(Data excerpts)

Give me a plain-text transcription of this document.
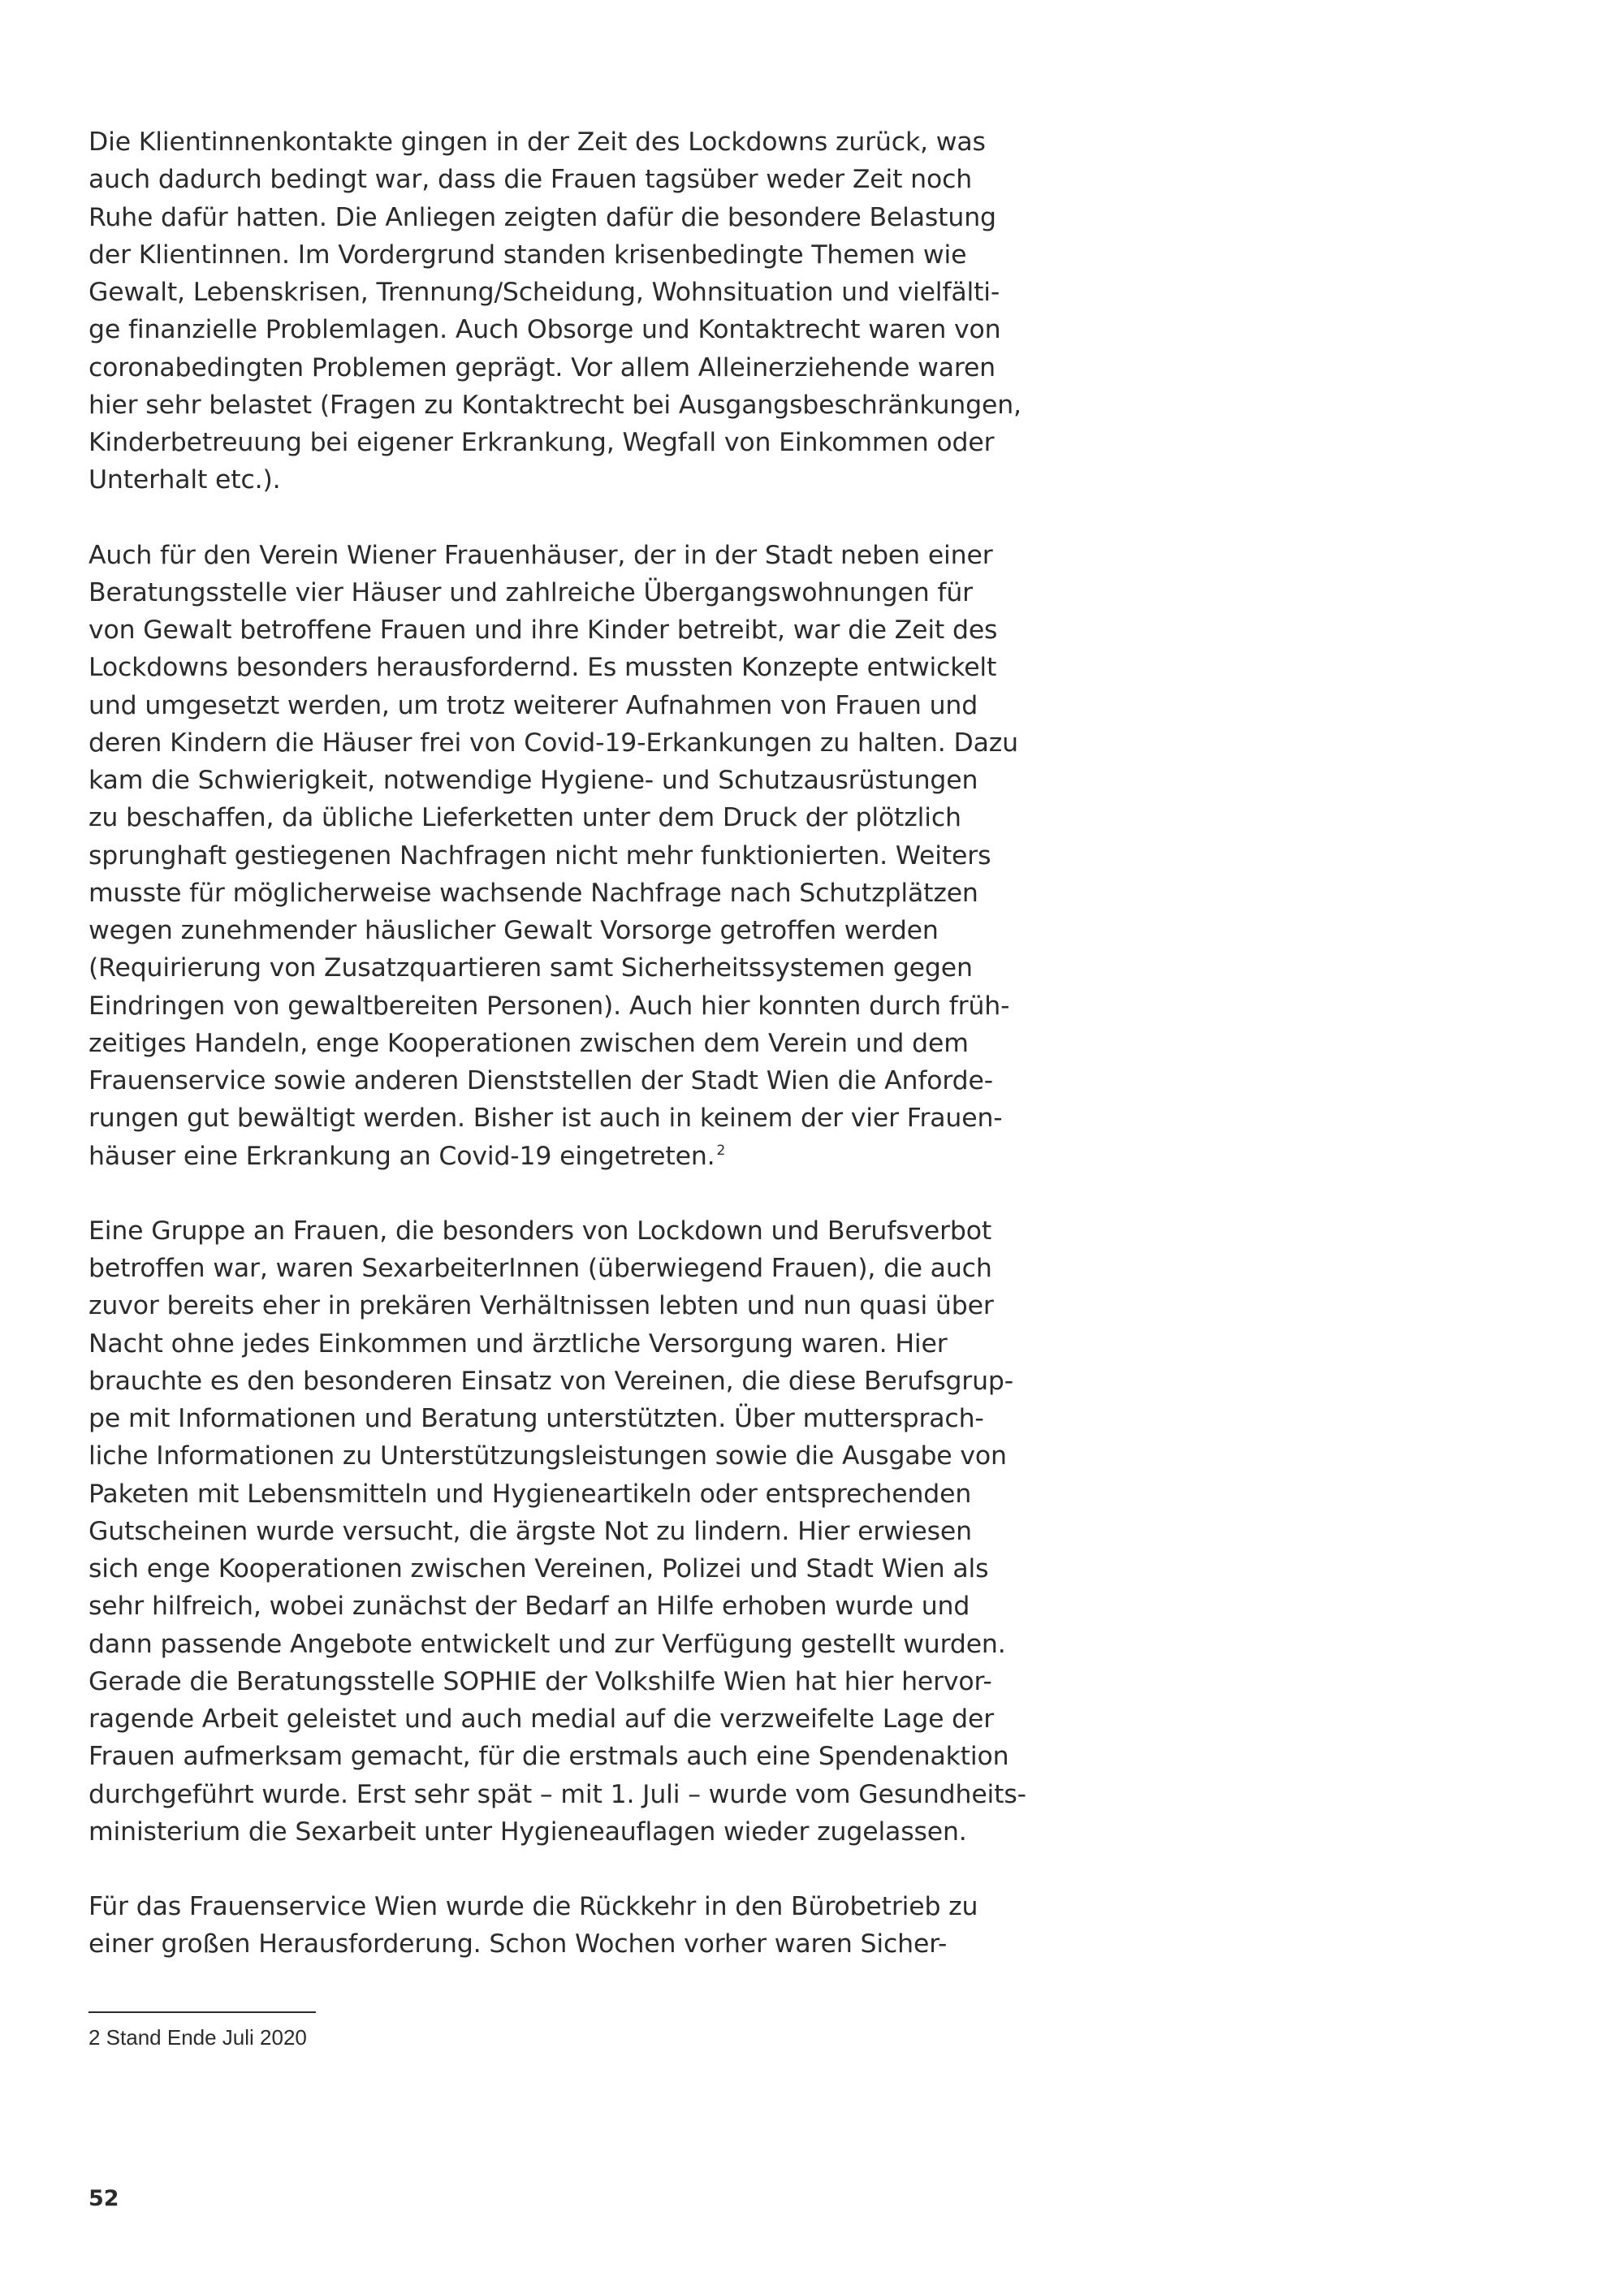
Die Klientinnenkontakte gingen in der Zeit des Lockdowns zurück, was
auch dadurch bedingt war, dass die Frauen tagsüber weder Zeit noch
Ruhe dafür hatten. Die Anliegen zeigten dafür die besondere Belastung
der Klientinnen. Im Vordergrund standen krisenbedingte Themen wie
Gewalt, Lebenskrisen, Trennung/Scheidung, Wohnsituation und vielfälti-
ge finanzielle Problemlagen. Auch Obsorge und Kontaktrecht waren von
coronabedingten Problemen geprägt. Vor allem Alleinerziehende waren
hier sehr belastet (Fragen zu Kontaktrecht bei Ausgangsbeschränkungen,
Kinderbetreuung bei eigener Erkrankung, Wegfall von Einkommen oder
Unterhalt etc.).

Auch für den Verein Wiener Frauenhäuser, der in der Stadt neben einer
Beratungsstelle vier Häuser und zahlreiche Übergangswohnungen für
von Gewalt betroffene Frauen und ihre Kinder betreibt, war die Zeit des
Lockdowns besonders herausfordernd. Es mussten Konzepte entwickelt
und umgesetzt werden, um trotz weiterer Aufnahmen von Frauen und
deren Kindern die Häuser frei von Covid-19-Erkankungen zu halten. Dazu
kam die Schwierigkeit, notwendige Hygiene- und Schutzausrüstungen
zu beschaffen, da übliche Lieferketten unter dem Druck der plötzlich
sprunghaft gestiegenen Nachfragen nicht mehr funktionierten. Weiters
musste für möglicherweise wachsende Nachfrage nach Schutzplätzen
wegen zunehmender häuslicher Gewalt Vorsorge getroffen werden
(Requirierung von Zusatzquartieren samt Sicherheitssystemen gegen
Eindringen von gewaltbereiten Personen). Auch hier konnten durch früh-
zeitiges Handeln, enge Kooperationen zwischen dem Verein und dem
Frauenservice sowie anderen Dienststellen der Stadt Wien die Anforde-
rungen gut bewältigt werden. Bisher ist auch in keinem der vier Frauen-
häuser eine Erkrankung an Covid-19 eingetreten. $^2$

Eine Gruppe an Frauen, die besonders von Lockdown und Berufsverbot
betroffen war, waren SexarbeiterInnen (überwiegend Frauen), die auch
zuvor bereits eher in prekären Verhältnissen lebten und nun quasi über
Nacht ohne jedes Einkommen und ärztliche Versorgung waren. Hier
brauchte es den besonderen Einsatz von Vereinen, die diese Berufsgrup-
pe mit Informationen und Beratung unterstützten. Über muttersprach-
liche Informationen zu Unterstützungsleistungen sowie die Ausgabe von
Paketen mit Lebensmitteln und Hygieneartikeln oder entsprechenden
Gutscheinen wurde versucht, die ärgste Not zu lindern. Hier erwiesen
sich enge Kooperationen zwischen Vereinen, Polizei und Stadt Wien als
sehr hilfreich, wobei zunächst der Bedarf an Hilfe erhoben wurde und
dann passende Angebote entwickelt und zur Verfügung gestellt wurden.
Gerade die Beratungsstelle SOPHIE der Volkshilfe Wien hat hier hervor-
ragende Arbeit geleistet und auch medial auf die verzweifelte Lage der
Frauen aufmerksam gemacht, für die erstmals auch eine Spendenaktion
durchgeführt wurde. Erst sehr spät – mit 1. Juli – wurde vom Gesundheits-
ministerium die Sexarbeit unter Hygieneauflagen wieder zugelassen.

Für das Frauenservice Wien wurde die Rückkehr in den Bürobetrieb zu
einer großen Herausforderung. Schon Wochen vorher waren Sicher-

2 Stand Ende Juli 2020
52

SET TASK: Return the listing above in full and without alteration, excluding its pictures.

WRITTEN RESPONSE:
Give me a plain-text transcription of this document.
Die Klientinnenkontakte gingen in der Zeit des Lockdowns zurück, was
auch dadurch bedingt war, dass die Frauen tagsüber weder Zeit noch
Ruhe dafür hatten. Die Anliegen zeigten dafür die besondere Belastung
der Klientinnen. Im Vordergrund standen krisenbedingte Themen wie
Gewalt, Lebenskrisen, Trennung/Scheidung, Wohnsituation und vielfälti-
ge finanzielle Problemlagen. Auch Obsorge und Kontaktrecht waren von
coronabedingten Problemen geprägt. Vor allem Alleinerziehende waren
hier sehr belastet (Fragen zu Kontaktrecht bei Ausgangsbeschränkungen,
Kinderbetreuung bei eigener Erkrankung, Wegfall von Einkommen oder
Unterhalt etc.).

Auch für den Verein Wiener Frauenhäuser, der in der Stadt neben einer
Beratungsstelle vier Häuser und zahlreiche Übergangswohnungen für
von Gewalt betroffene Frauen und ihre Kinder betreibt, war die Zeit des
Lockdowns besonders herausfordernd. Es mussten Konzepte entwickelt
und umgesetzt werden, um trotz weiterer Aufnahmen von Frauen und
deren Kindern die Häuser frei von Covid-19-Erkankungen zu halten. Dazu
kam die Schwierigkeit, notwendige Hygiene- und Schutzausrüstungen
zu beschaffen, da übliche Lieferketten unter dem Druck der plötzlich
sprunghaft gestiegenen Nachfragen nicht mehr funktionierten. Weiters
musste für möglicherweise wachsende Nachfrage nach Schutzplätzen
wegen zunehmender häuslicher Gewalt Vorsorge getroffen werden
(Requirierung von Zusatzquartieren samt Sicherheitssystemen gegen
Eindringen von gewaltbereiten Personen). Auch hier konnten durch früh-
zeitiges Handeln, enge Kooperationen zwischen dem Verein und dem
Frauenservice sowie anderen Dienststellen der Stadt Wien die Anforde-
rungen gut bewältigt werden. Bisher ist auch in keinem der vier Frauen-
häuser eine Erkrankung an Covid-19 eingetreten. $^2$

Eine Gruppe an Frauen, die besonders von Lockdown und Berufsverbot
betroffen war, waren SexarbeiterInnen (überwiegend Frauen), die auch
zuvor bereits eher in prekären Verhältnissen lebten und nun quasi über
Nacht ohne jedes Einkommen und ärztliche Versorgung waren. Hier
brauchte es den besonderen Einsatz von Vereinen, die diese Berufsgrup-
pe mit Informationen und Beratung unterstützten. Über muttersprach-
liche Informationen zu Unterstützungsleistungen sowie die Ausgabe von
Paketen mit Lebensmitteln und Hygieneartikeln oder entsprechenden
Gutscheinen wurde versucht, die ärgste Not zu lindern. Hier erwiesen
sich enge Kooperationen zwischen Vereinen, Polizei und Stadt Wien als
sehr hilfreich, wobei zunächst der Bedarf an Hilfe erhoben wurde und
dann passende Angebote entwickelt und zur Verfügung gestellt wurden.
Gerade die Beratungsstelle SOPHIE der Volkshilfe Wien hat hier hervor-
ragende Arbeit geleistet und auch medial auf die verzweifelte Lage der
Frauen aufmerksam gemacht, für die erstmals auch eine Spendenaktion
durchgeführt wurde. Erst sehr spät – mit 1. Juli – wurde vom Gesundheits-
ministerium die Sexarbeit unter Hygieneauflagen wieder zugelassen.

Für das Frauenservice Wien wurde die Rückkehr in den Bürobetrieb zu
einer großen Herausforderung. Schon Wochen vorher waren Sicher-

2 Stand Ende Juli 2020
52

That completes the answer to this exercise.